-- BEGIN Input --

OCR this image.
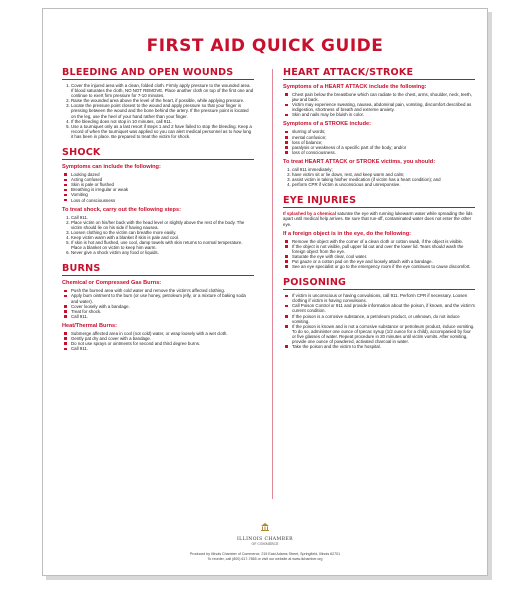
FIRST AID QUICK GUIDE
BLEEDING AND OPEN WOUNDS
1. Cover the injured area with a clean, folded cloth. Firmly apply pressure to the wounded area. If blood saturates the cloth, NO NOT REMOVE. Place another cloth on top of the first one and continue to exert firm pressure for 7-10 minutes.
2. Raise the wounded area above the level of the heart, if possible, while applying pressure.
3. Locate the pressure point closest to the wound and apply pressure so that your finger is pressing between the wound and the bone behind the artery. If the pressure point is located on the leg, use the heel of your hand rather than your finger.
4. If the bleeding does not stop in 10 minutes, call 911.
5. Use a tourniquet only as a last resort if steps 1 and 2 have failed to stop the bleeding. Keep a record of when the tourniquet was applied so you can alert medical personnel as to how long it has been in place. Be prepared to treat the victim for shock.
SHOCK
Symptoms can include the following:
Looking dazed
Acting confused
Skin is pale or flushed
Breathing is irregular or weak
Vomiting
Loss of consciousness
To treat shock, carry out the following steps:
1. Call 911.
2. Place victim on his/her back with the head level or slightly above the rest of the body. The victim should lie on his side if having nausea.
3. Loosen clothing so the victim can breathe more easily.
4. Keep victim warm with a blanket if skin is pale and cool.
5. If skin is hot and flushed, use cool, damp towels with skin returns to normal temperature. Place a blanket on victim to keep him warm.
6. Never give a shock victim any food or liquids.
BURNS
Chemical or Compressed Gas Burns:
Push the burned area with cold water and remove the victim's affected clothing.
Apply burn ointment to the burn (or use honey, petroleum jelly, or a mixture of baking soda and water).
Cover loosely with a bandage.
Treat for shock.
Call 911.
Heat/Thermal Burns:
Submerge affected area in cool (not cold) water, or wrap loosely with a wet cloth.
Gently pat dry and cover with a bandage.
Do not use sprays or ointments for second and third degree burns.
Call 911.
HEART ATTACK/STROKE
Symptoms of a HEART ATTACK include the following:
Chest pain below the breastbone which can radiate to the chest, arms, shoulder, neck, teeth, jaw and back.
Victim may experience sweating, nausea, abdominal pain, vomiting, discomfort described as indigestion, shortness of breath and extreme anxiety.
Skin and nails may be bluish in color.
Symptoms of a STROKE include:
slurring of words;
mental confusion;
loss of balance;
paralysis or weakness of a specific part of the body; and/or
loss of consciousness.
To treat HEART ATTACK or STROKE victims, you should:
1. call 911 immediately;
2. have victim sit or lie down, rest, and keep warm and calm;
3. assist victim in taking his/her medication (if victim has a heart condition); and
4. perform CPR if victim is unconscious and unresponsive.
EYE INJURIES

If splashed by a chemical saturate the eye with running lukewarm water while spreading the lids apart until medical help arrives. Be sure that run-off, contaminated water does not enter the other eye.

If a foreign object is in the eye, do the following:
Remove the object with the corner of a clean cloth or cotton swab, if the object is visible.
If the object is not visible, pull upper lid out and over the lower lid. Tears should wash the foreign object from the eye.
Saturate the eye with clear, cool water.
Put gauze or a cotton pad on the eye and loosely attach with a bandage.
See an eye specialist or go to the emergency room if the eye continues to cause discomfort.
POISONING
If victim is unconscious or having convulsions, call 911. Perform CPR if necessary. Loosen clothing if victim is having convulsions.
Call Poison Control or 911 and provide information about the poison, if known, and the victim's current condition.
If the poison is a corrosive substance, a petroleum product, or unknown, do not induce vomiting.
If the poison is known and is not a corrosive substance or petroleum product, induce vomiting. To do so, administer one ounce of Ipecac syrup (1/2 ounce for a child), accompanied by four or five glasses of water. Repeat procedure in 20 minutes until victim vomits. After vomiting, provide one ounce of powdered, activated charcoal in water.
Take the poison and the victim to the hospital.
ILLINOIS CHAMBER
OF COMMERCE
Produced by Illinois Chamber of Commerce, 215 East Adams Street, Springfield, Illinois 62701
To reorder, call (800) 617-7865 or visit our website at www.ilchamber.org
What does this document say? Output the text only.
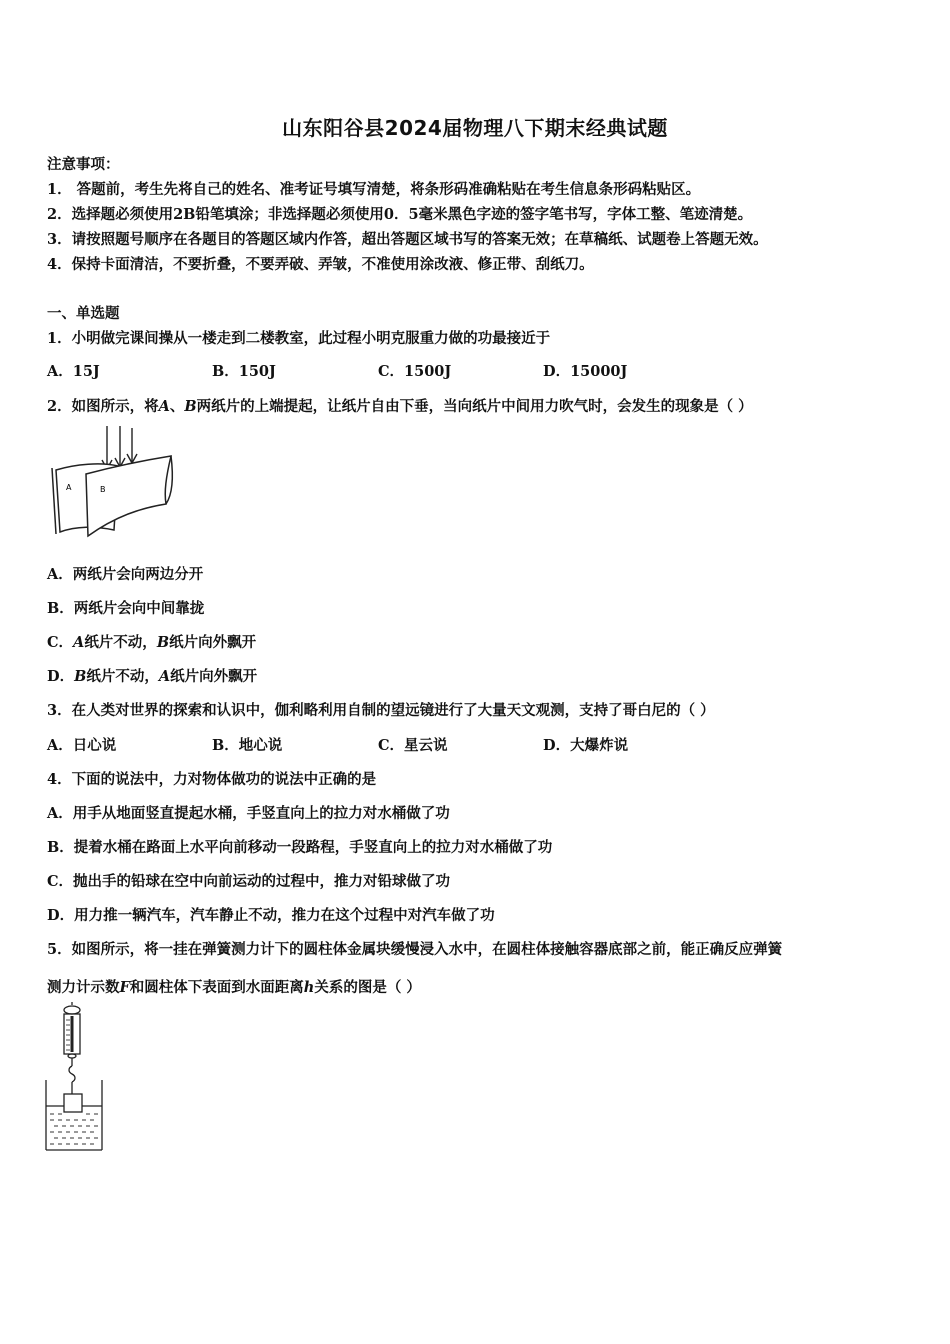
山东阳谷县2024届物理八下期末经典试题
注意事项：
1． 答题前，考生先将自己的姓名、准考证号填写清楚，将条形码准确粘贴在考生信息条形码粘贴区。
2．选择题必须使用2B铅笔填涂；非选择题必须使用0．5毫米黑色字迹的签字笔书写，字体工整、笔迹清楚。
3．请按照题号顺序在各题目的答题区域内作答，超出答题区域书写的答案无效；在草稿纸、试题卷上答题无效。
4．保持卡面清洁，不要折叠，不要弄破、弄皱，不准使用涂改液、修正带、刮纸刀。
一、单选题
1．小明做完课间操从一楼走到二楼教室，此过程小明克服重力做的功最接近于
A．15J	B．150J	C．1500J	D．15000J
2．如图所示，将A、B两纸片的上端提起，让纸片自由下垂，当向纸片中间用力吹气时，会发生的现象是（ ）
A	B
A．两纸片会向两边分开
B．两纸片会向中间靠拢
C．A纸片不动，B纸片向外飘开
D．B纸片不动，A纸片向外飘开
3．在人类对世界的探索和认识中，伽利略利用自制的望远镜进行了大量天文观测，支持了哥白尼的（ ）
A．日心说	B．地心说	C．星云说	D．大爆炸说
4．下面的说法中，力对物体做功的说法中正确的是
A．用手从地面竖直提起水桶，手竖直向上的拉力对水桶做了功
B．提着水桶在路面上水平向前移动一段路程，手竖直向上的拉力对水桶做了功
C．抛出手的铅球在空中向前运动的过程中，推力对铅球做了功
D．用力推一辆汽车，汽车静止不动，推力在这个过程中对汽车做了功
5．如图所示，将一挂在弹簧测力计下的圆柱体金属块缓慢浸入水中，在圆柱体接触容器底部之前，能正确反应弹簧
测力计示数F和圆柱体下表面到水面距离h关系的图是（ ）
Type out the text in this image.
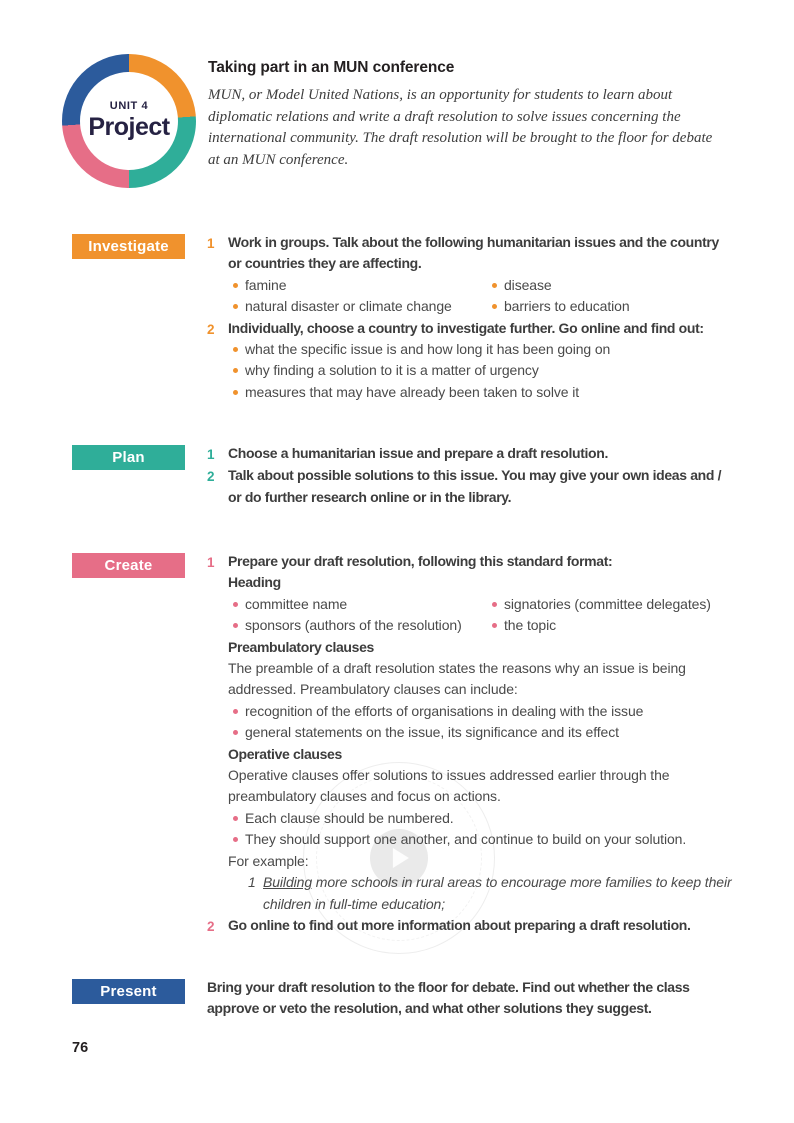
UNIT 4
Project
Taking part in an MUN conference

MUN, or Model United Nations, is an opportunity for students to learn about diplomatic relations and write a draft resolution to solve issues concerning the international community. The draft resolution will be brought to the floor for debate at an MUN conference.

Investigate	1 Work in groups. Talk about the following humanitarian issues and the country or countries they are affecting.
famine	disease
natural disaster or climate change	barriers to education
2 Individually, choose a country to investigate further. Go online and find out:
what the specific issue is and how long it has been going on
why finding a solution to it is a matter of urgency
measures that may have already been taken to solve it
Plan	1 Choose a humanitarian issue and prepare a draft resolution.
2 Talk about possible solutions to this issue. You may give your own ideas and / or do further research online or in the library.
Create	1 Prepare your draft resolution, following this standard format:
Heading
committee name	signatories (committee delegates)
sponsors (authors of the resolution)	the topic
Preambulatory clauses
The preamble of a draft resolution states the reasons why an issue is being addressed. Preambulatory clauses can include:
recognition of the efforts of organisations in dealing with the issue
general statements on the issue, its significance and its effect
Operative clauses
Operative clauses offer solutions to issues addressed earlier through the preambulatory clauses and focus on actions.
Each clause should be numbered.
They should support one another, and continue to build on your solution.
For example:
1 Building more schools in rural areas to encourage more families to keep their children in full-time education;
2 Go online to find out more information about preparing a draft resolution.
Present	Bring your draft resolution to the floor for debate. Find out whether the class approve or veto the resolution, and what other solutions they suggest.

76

-- END Input --

Goal:
Each record above must be returned exactly as written, with its pictures omitted.

Solution for this problem:
OCR this image.
FIRST AID QUICK GUIDE
BLEEDING AND OPEN WOUNDS
1. Cover the injured area with a clean, folded cloth. Firmly apply pressure to the wounded area. If blood saturates the cloth, NO NOT REMOVE. Place another cloth on top of the first one and continue to exert firm pressure for 7-10 minutes.
2. Raise the wounded area above the level of the heart, if possible, while applying pressure.
3. Locate the pressure point closest to the wound and apply pressure so that your finger is pressing between the wound and the bone behind the artery. If the pressure point is located on the leg, use the heel of your hand rather than your finger.
4. If the bleeding does not stop in 10 minutes, call 911.
5. Use a tourniquet only as a last resort if steps 1 and 2 have failed to stop the bleeding. Keep a record of when the tourniquet was applied so you can alert medical personnel as to how long it has been in place. Be prepared to treat the victim for shock.
SHOCK
Symptoms can include the following:
Looking dazed
Acting confused
Skin is pale or flushed
Breathing is irregular or weak
Vomiting
Loss of consciousness
To treat shock, carry out the following steps:
1. Call 911.
2. Place victim on his/her back with the head level or slightly above the rest of the body. The victim should lie on his side if having nausea.
3. Loosen clothing so the victim can breathe more easily.
4. Keep victim warm with a blanket if skin is pale and cool.
5. If skin is hot and flushed, use cool, damp towels with skin returns to normal temperature. Place a blanket on victim to keep him warm.
6. Never give a shock victim any food or liquids.
BURNS
Chemical or Compressed Gas Burns:
Push the burned area with cold water and remove the victim's affected clothing.
Apply burn ointment to the burn (or use honey, petroleum jelly, or a mixture of baking soda and water).
Cover loosely with a bandage.
Treat for shock.
Call 911.
Heat/Thermal Burns:
Submerge affected area in cool (not cold) water, or wrap loosely with a wet cloth.
Gently pat dry and cover with a bandage.
Do not use sprays or ointments for second and third degree burns.
Call 911.
HEART ATTACK/STROKE
Symptoms of a HEART ATTACK include the following:
Chest pain below the breastbone which can radiate to the chest, arms, shoulder, neck, teeth, jaw and back.
Victim may experience sweating, nausea, abdominal pain, vomiting, discomfort described as indigestion, shortness of breath and extreme anxiety.
Skin and nails may be bluish in color.
Symptoms of a STROKE include:
slurring of words;
mental confusion;
loss of balance;
paralysis or weakness of a specific part of the body; and/or
loss of consciousness.
To treat HEART ATTACK or STROKE victims, you should:
1. call 911 immediately;
2. have victim sit or lie down, rest, and keep warm and calm;
3. assist victim in taking his/her medication (if victim has a heart condition); and
4. perform CPR if victim is unconscious and unresponsive.
EYE INJURIES

If splashed by a chemical saturate the eye with running lukewarm water while spreading the lids apart until medical help arrives. Be sure that run-off, contaminated water does not enter the other eye.

If a foreign object is in the eye, do the following:
Remove the object with the corner of a clean cloth or cotton swab, if the object is visible.
If the object is not visible, pull upper lid out and over the lower lid. Tears should wash the foreign object from the eye.
Saturate the eye with clear, cool water.
Put gauze or a cotton pad on the eye and loosely attach with a bandage.
See an eye specialist or go to the emergency room if the eye continues to cause discomfort.
POISONING
If victim is unconscious or having convulsions, call 911. Perform CPR if necessary. Loosen clothing if victim is having convulsions.
Call Poison Control or 911 and provide information about the poison, if known, and the victim's current condition.
If the poison is a corrosive substance, a petroleum product, or unknown, do not induce vomiting.
If the poison is known and is not a corrosive substance or petroleum product, induce vomiting. To do so, administer one ounce of Ipecac syrup (1/2 ounce for a child), accompanied by four or five glasses of water. Repeat procedure in 20 minutes until victim vomits. After vomiting, provide one ounce of powdered, activated charcoal in water.
Take the poison and the victim to the hospital.
ILLINOIS CHAMBER
OF COMMERCE
Produced by Illinois Chamber of Commerce, 215 East Adams Street, Springfield, Illinois 62701
To reorder, call (800) 617-7865 or visit our website at www.ilchamber.org
What does this document say? Output the text only.
山东阳谷县2024届物理八下期末经典试题
注意事项：
1． 答题前，考生先将自己的姓名、准考证号填写清楚，将条形码准确粘贴在考生信息条形码粘贴区。
2．选择题必须使用2B铅笔填涂；非选择题必须使用0．5毫米黑色字迹的签字笔书写，字体工整、笔迹清楚。
3．请按照题号顺序在各题目的答题区域内作答，超出答题区域书写的答案无效；在草稿纸、试题卷上答题无效。
4．保持卡面清洁，不要折叠，不要弄破、弄皱，不准使用涂改液、修正带、刮纸刀。
一、单选题
1．小明做完课间操从一楼走到二楼教室，此过程小明克服重力做的功最接近于
A．15J	B．150J	C．1500J	D．15000J
2．如图所示，将A、B两纸片的上端提起，让纸片自由下垂，当向纸片中间用力吹气时，会发生的现象是（ ）
A	B
A．两纸片会向两边分开
B．两纸片会向中间靠拢
C．A纸片不动，B纸片向外飘开
D．B纸片不动，A纸片向外飘开
3．在人类对世界的探索和认识中，伽利略利用自制的望远镜进行了大量天文观测，支持了哥白尼的（ ）
A．日心说	B．地心说	C．星云说	D．大爆炸说
4．下面的说法中，力对物体做功的说法中正确的是
A．用手从地面竖直提起水桶，手竖直向上的拉力对水桶做了功
B．提着水桶在路面上水平向前移动一段路程，手竖直向上的拉力对水桶做了功
C．抛出手的铅球在空中向前运动的过程中，推力对铅球做了功
D．用力推一辆汽车，汽车静止不动，推力在这个过程中对汽车做了功
5．如图所示，将一挂在弹簧测力计下的圆柱体金属块缓慢浸入水中，在圆柱体接触容器底部之前，能正确反应弹簧
测力计示数F和圆柱体下表面到水面距离h关系的图是（ ）
Type out the text in this image.
UNIT 4
Project
Taking part in an MUN conference

MUN, or Model United Nations, is an opportunity for students to learn about diplomatic relations and write a draft resolution to solve issues concerning the international community. The draft resolution will be brought to the floor for debate at an MUN conference.

Investigate	1 Work in groups. Talk about the following humanitarian issues and the country or countries they are affecting.
famine	disease
natural disaster or climate change	barriers to education
2 Individually, choose a country to investigate further. Go online and find out:
what the specific issue is and how long it has been going on
why finding a solution to it is a matter of urgency
measures that may have already been taken to solve it
Plan	1 Choose a humanitarian issue and prepare a draft resolution.
2 Talk about possible solutions to this issue. You may give your own ideas and / or do further research online or in the library.
Create	1 Prepare your draft resolution, following this standard format:
Heading
committee name	signatories (committee delegates)
sponsors (authors of the resolution)	the topic
Preambulatory clauses
The preamble of a draft resolution states the reasons why an issue is being addressed. Preambulatory clauses can include:
recognition of the efforts of organisations in dealing with the issue
general statements on the issue, its significance and its effect
Operative clauses
Operative clauses offer solutions to issues addressed earlier through the preambulatory clauses and focus on actions.
Each clause should be numbered.
They should support one another, and continue to build on your solution.
For example:
1 Building more schools in rural areas to encourage more families to keep their children in full-time education;
2 Go online to find out more information about preparing a draft resolution.
Present	Bring your draft resolution to the floor for debate. Find out whether the class approve or veto the resolution, and what other solutions they suggest.

76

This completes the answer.